- [Problem description]:
Reproduce the listing below verbatim.
:::
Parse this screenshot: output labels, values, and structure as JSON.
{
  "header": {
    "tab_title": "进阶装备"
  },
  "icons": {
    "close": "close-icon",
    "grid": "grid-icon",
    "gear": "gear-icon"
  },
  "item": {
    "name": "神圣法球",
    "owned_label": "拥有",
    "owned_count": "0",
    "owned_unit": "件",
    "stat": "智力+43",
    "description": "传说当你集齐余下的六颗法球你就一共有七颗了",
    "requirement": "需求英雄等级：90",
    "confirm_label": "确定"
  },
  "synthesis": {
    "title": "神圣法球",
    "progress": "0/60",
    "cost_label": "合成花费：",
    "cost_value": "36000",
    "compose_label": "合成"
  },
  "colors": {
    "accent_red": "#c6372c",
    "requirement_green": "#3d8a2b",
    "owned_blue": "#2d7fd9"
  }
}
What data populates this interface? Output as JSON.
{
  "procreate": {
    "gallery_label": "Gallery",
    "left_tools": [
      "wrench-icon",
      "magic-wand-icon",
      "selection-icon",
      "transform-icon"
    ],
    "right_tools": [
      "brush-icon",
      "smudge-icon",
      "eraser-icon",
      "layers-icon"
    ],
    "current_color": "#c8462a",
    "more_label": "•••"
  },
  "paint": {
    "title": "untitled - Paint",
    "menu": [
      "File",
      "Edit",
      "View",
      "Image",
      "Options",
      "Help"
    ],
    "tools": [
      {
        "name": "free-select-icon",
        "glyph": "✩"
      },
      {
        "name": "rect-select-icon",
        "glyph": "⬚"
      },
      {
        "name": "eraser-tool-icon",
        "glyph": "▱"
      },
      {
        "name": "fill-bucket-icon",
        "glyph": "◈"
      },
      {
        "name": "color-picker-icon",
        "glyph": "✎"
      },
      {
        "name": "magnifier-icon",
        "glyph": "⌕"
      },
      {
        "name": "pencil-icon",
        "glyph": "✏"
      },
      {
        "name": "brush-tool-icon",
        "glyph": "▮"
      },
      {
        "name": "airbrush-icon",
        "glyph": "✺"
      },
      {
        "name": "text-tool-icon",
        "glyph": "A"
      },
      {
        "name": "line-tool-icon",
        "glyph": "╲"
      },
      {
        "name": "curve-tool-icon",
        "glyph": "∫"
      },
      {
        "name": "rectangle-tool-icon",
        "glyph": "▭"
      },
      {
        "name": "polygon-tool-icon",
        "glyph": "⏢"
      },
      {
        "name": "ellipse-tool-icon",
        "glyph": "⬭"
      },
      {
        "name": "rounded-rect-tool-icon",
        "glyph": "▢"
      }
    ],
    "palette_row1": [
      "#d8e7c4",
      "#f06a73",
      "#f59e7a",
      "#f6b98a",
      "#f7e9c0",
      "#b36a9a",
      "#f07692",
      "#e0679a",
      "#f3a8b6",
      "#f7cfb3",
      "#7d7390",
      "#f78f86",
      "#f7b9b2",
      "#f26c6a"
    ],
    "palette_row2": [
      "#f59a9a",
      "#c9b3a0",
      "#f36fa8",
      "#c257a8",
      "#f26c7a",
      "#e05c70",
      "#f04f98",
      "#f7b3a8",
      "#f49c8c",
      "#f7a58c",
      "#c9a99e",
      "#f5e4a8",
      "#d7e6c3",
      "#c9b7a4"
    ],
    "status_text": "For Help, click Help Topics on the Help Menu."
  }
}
:::
- [The response]:
Parse this screenshot: output labels, values, and structure as JSON.
{
  "header": {
    "tab_title": "进阶装备"
  },
  "icons": {
    "close": "close-icon",
    "grid": "grid-icon",
    "gear": "gear-icon"
  },
  "item": {
    "name": "神圣法球",
    "owned_label": "拥有",
    "owned_count": "0",
    "owned_unit": "件",
    "stat": "智力+43",
    "description": "传说当你集齐余下的六颗法球你就一共有七颗了",
    "requirement": "需求英雄等级：90",
    "confirm_label": "确定"
  },
  "synthesis": {
    "title": "神圣法球",
    "progress": "0/60",
    "cost_label": "合成花费：",
    "cost_value": "36000",
    "compose_label": "合成"
  },
  "colors": {
    "accent_red": "#c6372c",
    "requirement_green": "#3d8a2b",
    "owned_blue": "#2d7fd9"
  }
}
What data populates this interface? Output as JSON.
{
  "procreate": {
    "gallery_label": "Gallery",
    "left_tools": [
      "wrench-icon",
      "magic-wand-icon",
      "selection-icon",
      "transform-icon"
    ],
    "right_tools": [
      "brush-icon",
      "smudge-icon",
      "eraser-icon",
      "layers-icon"
    ],
    "current_color": "#c8462a",
    "more_label": "•••"
  },
  "paint": {
    "title": "untitled - Paint",
    "menu": [
      "File",
      "Edit",
      "View",
      "Image",
      "Options",
      "Help"
    ],
    "tools": [
      {
        "name": "free-select-icon",
        "glyph": "✩"
      },
      {
        "name": "rect-select-icon",
        "glyph": "⬚"
      },
      {
        "name": "eraser-tool-icon",
        "glyph": "▱"
      },
      {
        "name": "fill-bucket-icon",
        "glyph": "◈"
      },
      {
        "name": "color-picker-icon",
        "glyph": "✎"
      },
      {
        "name": "magnifier-icon",
        "glyph": "⌕"
      },
      {
        "name": "pencil-icon",
        "glyph": "✏"
      },
      {
        "name": "brush-tool-icon",
        "glyph": "▮"
      },
      {
        "name": "airbrush-icon",
        "glyph": "✺"
      },
      {
        "name": "text-tool-icon",
        "glyph": "A"
      },
      {
        "name": "line-tool-icon",
        "glyph": "╲"
      },
      {
        "name": "curve-tool-icon",
        "glyph": "∫"
      },
      {
        "name": "rectangle-tool-icon",
        "glyph": "▭"
      },
      {
        "name": "polygon-tool-icon",
        "glyph": "⏢"
      },
      {
        "name": "ellipse-tool-icon",
        "glyph": "⬭"
      },
      {
        "name": "rounded-rect-tool-icon",
        "glyph": "▢"
      }
    ],
    "palette_row1": [
      "#d8e7c4",
      "#f06a73",
      "#f59e7a",
      "#f6b98a",
      "#f7e9c0",
      "#b36a9a",
      "#f07692",
      "#e0679a",
      "#f3a8b6",
      "#f7cfb3",
      "#7d7390",
      "#f78f86",
      "#f7b9b2",
      "#f26c6a"
    ],
    "palette_row2": [
      "#f59a9a",
      "#c9b3a0",
      "#f36fa8",
      "#c257a8",
      "#f26c7a",
      "#e05c70",
      "#f04f98",
      "#f7b3a8",
      "#f49c8c",
      "#f7a58c",
      "#c9a99e",
      "#f5e4a8",
      "#d7e6c3",
      "#c9b7a4"
    ],
    "status_text": "For Help, click Help Topics on the Help Menu."
  }
}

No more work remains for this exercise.